** Start of Records supplied **

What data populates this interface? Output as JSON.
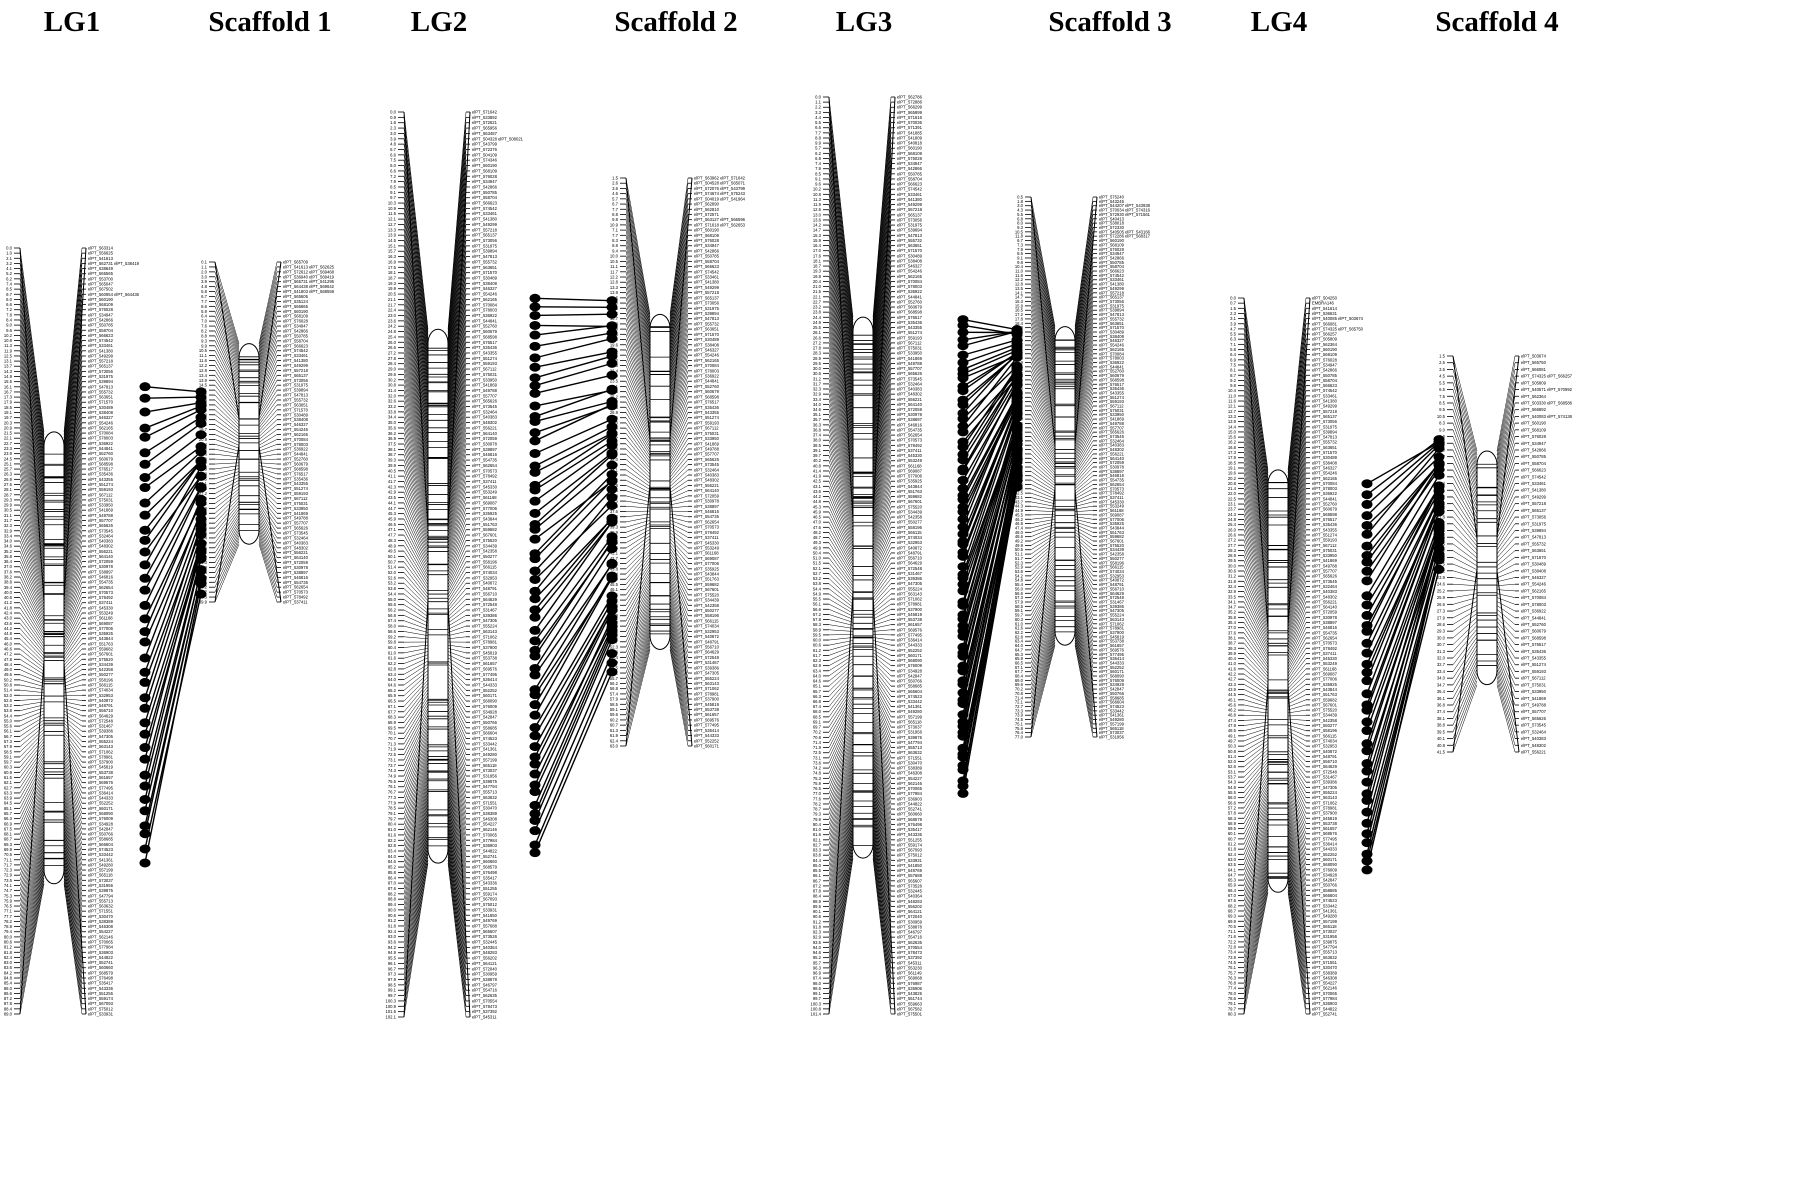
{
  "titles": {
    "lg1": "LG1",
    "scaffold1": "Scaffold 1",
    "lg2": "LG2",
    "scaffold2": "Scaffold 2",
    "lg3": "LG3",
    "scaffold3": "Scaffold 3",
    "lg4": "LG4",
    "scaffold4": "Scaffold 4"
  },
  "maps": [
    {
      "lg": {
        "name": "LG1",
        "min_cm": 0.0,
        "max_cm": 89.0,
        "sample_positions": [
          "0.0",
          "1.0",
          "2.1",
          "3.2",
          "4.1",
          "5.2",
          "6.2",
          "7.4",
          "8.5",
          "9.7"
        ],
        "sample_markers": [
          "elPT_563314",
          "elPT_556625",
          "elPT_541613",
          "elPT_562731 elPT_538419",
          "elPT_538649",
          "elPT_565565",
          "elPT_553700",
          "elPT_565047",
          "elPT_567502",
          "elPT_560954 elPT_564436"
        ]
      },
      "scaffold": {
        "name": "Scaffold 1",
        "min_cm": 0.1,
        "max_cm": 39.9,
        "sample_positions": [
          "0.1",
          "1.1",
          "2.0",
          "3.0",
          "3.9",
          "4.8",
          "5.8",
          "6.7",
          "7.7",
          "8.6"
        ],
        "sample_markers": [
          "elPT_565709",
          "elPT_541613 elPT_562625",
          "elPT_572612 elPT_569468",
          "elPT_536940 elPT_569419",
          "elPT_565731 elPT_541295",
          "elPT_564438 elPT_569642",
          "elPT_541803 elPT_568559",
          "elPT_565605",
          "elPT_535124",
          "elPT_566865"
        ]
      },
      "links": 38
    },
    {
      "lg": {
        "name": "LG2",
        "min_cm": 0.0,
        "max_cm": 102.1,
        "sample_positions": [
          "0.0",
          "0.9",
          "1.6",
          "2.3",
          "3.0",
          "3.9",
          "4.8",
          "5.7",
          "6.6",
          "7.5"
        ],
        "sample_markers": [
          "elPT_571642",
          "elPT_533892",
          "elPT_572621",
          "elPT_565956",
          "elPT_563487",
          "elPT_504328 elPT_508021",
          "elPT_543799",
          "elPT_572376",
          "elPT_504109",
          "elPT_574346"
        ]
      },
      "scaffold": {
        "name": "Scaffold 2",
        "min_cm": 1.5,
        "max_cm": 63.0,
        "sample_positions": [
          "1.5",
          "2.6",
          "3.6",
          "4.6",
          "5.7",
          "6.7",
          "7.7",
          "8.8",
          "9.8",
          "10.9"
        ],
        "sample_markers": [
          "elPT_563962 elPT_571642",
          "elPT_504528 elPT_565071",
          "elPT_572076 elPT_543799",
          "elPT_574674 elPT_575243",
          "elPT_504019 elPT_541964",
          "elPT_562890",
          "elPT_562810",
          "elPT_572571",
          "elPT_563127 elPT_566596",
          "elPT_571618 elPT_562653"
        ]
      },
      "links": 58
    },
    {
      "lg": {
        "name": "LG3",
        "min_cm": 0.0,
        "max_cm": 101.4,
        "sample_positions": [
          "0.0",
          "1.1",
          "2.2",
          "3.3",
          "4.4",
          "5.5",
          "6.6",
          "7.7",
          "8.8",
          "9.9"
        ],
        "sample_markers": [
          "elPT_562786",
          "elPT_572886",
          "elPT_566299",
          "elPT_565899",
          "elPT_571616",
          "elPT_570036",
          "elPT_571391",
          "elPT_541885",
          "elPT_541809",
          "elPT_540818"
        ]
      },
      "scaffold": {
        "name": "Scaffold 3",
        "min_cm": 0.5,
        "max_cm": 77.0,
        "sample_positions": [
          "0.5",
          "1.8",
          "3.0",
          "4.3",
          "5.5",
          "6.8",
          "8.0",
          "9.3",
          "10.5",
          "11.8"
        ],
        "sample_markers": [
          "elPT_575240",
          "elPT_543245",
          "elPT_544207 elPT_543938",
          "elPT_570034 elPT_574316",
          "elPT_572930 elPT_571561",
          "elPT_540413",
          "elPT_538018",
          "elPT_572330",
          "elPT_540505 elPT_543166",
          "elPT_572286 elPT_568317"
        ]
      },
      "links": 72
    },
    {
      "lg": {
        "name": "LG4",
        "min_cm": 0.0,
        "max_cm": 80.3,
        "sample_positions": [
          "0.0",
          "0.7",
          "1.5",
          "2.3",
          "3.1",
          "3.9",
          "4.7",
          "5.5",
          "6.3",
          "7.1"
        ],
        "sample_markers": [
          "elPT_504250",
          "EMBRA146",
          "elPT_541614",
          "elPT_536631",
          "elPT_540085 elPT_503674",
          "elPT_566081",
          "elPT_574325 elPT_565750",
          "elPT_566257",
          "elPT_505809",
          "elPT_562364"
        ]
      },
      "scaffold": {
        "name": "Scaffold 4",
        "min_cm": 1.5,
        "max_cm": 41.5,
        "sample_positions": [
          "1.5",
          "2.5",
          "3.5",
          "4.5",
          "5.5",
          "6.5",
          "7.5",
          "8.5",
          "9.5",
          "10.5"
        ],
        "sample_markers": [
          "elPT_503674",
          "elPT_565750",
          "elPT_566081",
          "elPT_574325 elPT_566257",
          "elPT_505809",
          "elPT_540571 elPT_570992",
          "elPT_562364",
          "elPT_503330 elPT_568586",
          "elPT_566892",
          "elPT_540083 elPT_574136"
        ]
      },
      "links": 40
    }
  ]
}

** End of Records supplied **

Goal: Copy every record above exactly, leaving out the pictures.

The answer:
What data populates this interface? Output as JSON.
{
  "titles": {
    "lg1": "LG1",
    "scaffold1": "Scaffold 1",
    "lg2": "LG2",
    "scaffold2": "Scaffold 2",
    "lg3": "LG3",
    "scaffold3": "Scaffold 3",
    "lg4": "LG4",
    "scaffold4": "Scaffold 4"
  },
  "maps": [
    {
      "lg": {
        "name": "LG1",
        "min_cm": 0.0,
        "max_cm": 89.0,
        "sample_positions": [
          "0.0",
          "1.0",
          "2.1",
          "3.2",
          "4.1",
          "5.2",
          "6.2",
          "7.4",
          "8.5",
          "9.7"
        ],
        "sample_markers": [
          "elPT_563314",
          "elPT_556625",
          "elPT_541613",
          "elPT_562731 elPT_538419",
          "elPT_538649",
          "elPT_565565",
          "elPT_553700",
          "elPT_565047",
          "elPT_567502",
          "elPT_560954 elPT_564436"
        ]
      },
      "scaffold": {
        "name": "Scaffold 1",
        "min_cm": 0.1,
        "max_cm": 39.9,
        "sample_positions": [
          "0.1",
          "1.1",
          "2.0",
          "3.0",
          "3.9",
          "4.8",
          "5.8",
          "6.7",
          "7.7",
          "8.6"
        ],
        "sample_markers": [
          "elPT_565709",
          "elPT_541613 elPT_562625",
          "elPT_572612 elPT_569468",
          "elPT_536940 elPT_569419",
          "elPT_565731 elPT_541295",
          "elPT_564438 elPT_569642",
          "elPT_541803 elPT_568559",
          "elPT_565605",
          "elPT_535124",
          "elPT_566865"
        ]
      },
      "links": 38
    },
    {
      "lg": {
        "name": "LG2",
        "min_cm": 0.0,
        "max_cm": 102.1,
        "sample_positions": [
          "0.0",
          "0.9",
          "1.6",
          "2.3",
          "3.0",
          "3.9",
          "4.8",
          "5.7",
          "6.6",
          "7.5"
        ],
        "sample_markers": [
          "elPT_571642",
          "elPT_533892",
          "elPT_572621",
          "elPT_565956",
          "elPT_563487",
          "elPT_504328 elPT_508021",
          "elPT_543799",
          "elPT_572376",
          "elPT_504109",
          "elPT_574346"
        ]
      },
      "scaffold": {
        "name": "Scaffold 2",
        "min_cm": 1.5,
        "max_cm": 63.0,
        "sample_positions": [
          "1.5",
          "2.6",
          "3.6",
          "4.6",
          "5.7",
          "6.7",
          "7.7",
          "8.8",
          "9.8",
          "10.9"
        ],
        "sample_markers": [
          "elPT_563962 elPT_571642",
          "elPT_504528 elPT_565071",
          "elPT_572076 elPT_543799",
          "elPT_574674 elPT_575243",
          "elPT_504019 elPT_541964",
          "elPT_562890",
          "elPT_562810",
          "elPT_572571",
          "elPT_563127 elPT_566596",
          "elPT_571618 elPT_562653"
        ]
      },
      "links": 58
    },
    {
      "lg": {
        "name": "LG3",
        "min_cm": 0.0,
        "max_cm": 101.4,
        "sample_positions": [
          "0.0",
          "1.1",
          "2.2",
          "3.3",
          "4.4",
          "5.5",
          "6.6",
          "7.7",
          "8.8",
          "9.9"
        ],
        "sample_markers": [
          "elPT_562786",
          "elPT_572886",
          "elPT_566299",
          "elPT_565899",
          "elPT_571616",
          "elPT_570036",
          "elPT_571391",
          "elPT_541885",
          "elPT_541809",
          "elPT_540818"
        ]
      },
      "scaffold": {
        "name": "Scaffold 3",
        "min_cm": 0.5,
        "max_cm": 77.0,
        "sample_positions": [
          "0.5",
          "1.8",
          "3.0",
          "4.3",
          "5.5",
          "6.8",
          "8.0",
          "9.3",
          "10.5",
          "11.8"
        ],
        "sample_markers": [
          "elPT_575240",
          "elPT_543245",
          "elPT_544207 elPT_543938",
          "elPT_570034 elPT_574316",
          "elPT_572930 elPT_571561",
          "elPT_540413",
          "elPT_538018",
          "elPT_572330",
          "elPT_540505 elPT_543166",
          "elPT_572286 elPT_568317"
        ]
      },
      "links": 72
    },
    {
      "lg": {
        "name": "LG4",
        "min_cm": 0.0,
        "max_cm": 80.3,
        "sample_positions": [
          "0.0",
          "0.7",
          "1.5",
          "2.3",
          "3.1",
          "3.9",
          "4.7",
          "5.5",
          "6.3",
          "7.1"
        ],
        "sample_markers": [
          "elPT_504250",
          "EMBRA146",
          "elPT_541614",
          "elPT_536631",
          "elPT_540085 elPT_503674",
          "elPT_566081",
          "elPT_574325 elPT_565750",
          "elPT_566257",
          "elPT_505809",
          "elPT_562364"
        ]
      },
      "scaffold": {
        "name": "Scaffold 4",
        "min_cm": 1.5,
        "max_cm": 41.5,
        "sample_positions": [
          "1.5",
          "2.5",
          "3.5",
          "4.5",
          "5.5",
          "6.5",
          "7.5",
          "8.5",
          "9.5",
          "10.5"
        ],
        "sample_markers": [
          "elPT_503674",
          "elPT_565750",
          "elPT_566081",
          "elPT_574325 elPT_566257",
          "elPT_505809",
          "elPT_540571 elPT_570992",
          "elPT_562364",
          "elPT_503330 elPT_568586",
          "elPT_566892",
          "elPT_540083 elPT_574136"
        ]
      },
      "links": 40
    }
  ]
}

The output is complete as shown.